▸ **Records contained in a dataset**

[START]

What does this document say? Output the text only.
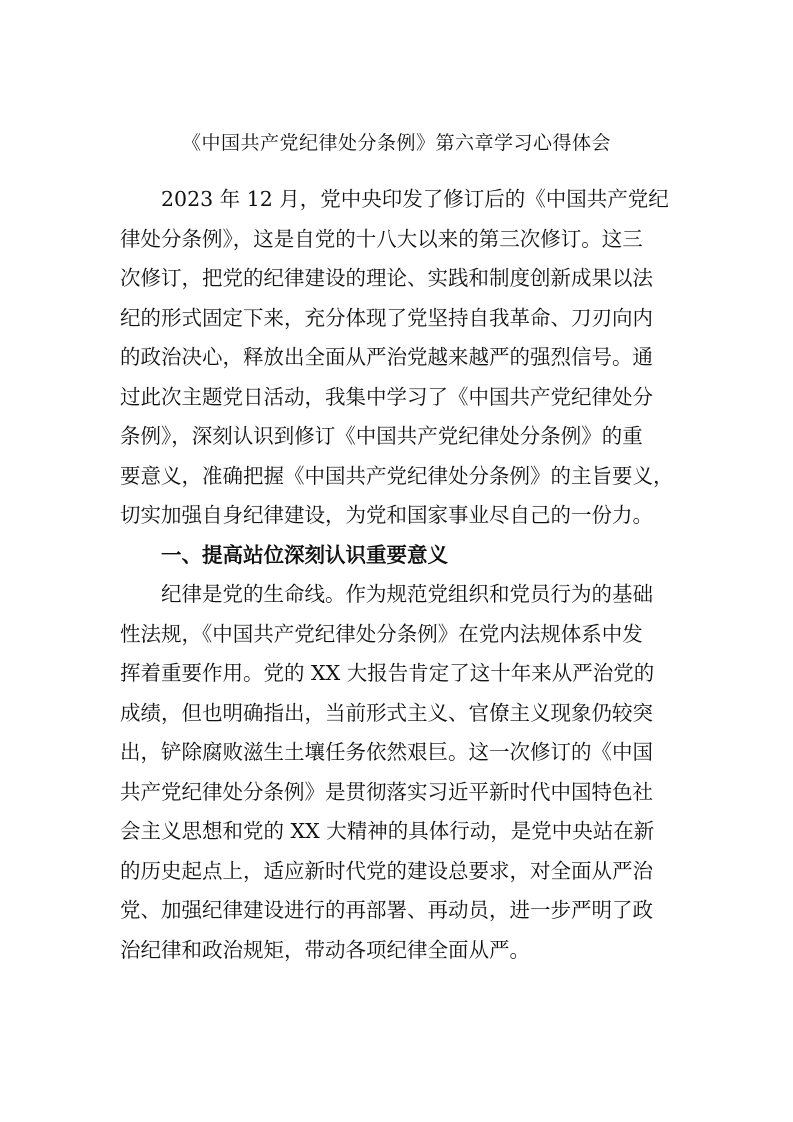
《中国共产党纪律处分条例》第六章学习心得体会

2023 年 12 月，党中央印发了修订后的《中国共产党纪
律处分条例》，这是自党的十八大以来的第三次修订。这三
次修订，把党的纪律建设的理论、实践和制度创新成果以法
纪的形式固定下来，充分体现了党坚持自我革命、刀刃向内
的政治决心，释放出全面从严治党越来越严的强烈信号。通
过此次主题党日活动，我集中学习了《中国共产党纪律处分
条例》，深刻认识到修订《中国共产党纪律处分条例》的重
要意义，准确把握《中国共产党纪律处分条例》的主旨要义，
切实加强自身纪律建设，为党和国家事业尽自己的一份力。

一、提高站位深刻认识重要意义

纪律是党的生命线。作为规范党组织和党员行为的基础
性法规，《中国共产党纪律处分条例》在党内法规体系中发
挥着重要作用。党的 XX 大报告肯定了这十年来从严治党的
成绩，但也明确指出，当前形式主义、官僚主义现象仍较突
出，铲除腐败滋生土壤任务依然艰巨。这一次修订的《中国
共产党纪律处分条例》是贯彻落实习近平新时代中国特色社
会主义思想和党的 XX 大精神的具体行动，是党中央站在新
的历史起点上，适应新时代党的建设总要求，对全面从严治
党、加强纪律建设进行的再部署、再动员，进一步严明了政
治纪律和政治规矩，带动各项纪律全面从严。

[END]

▸ **YOUR INSTRUCTIONS**
Keep only the lines that hold the string "中国共产党纪律处分条例", and copy them out.

▸ **FULL OUTPUT**
《中国共产党纪律处分条例》第六章学习心得体会
条例》，深刻认识到修订《中国共产党纪律处分条例》的重
要意义，准确把握《中国共产党纪律处分条例》的主旨要义，
性法规，《中国共产党纪律处分条例》在党内法规体系中发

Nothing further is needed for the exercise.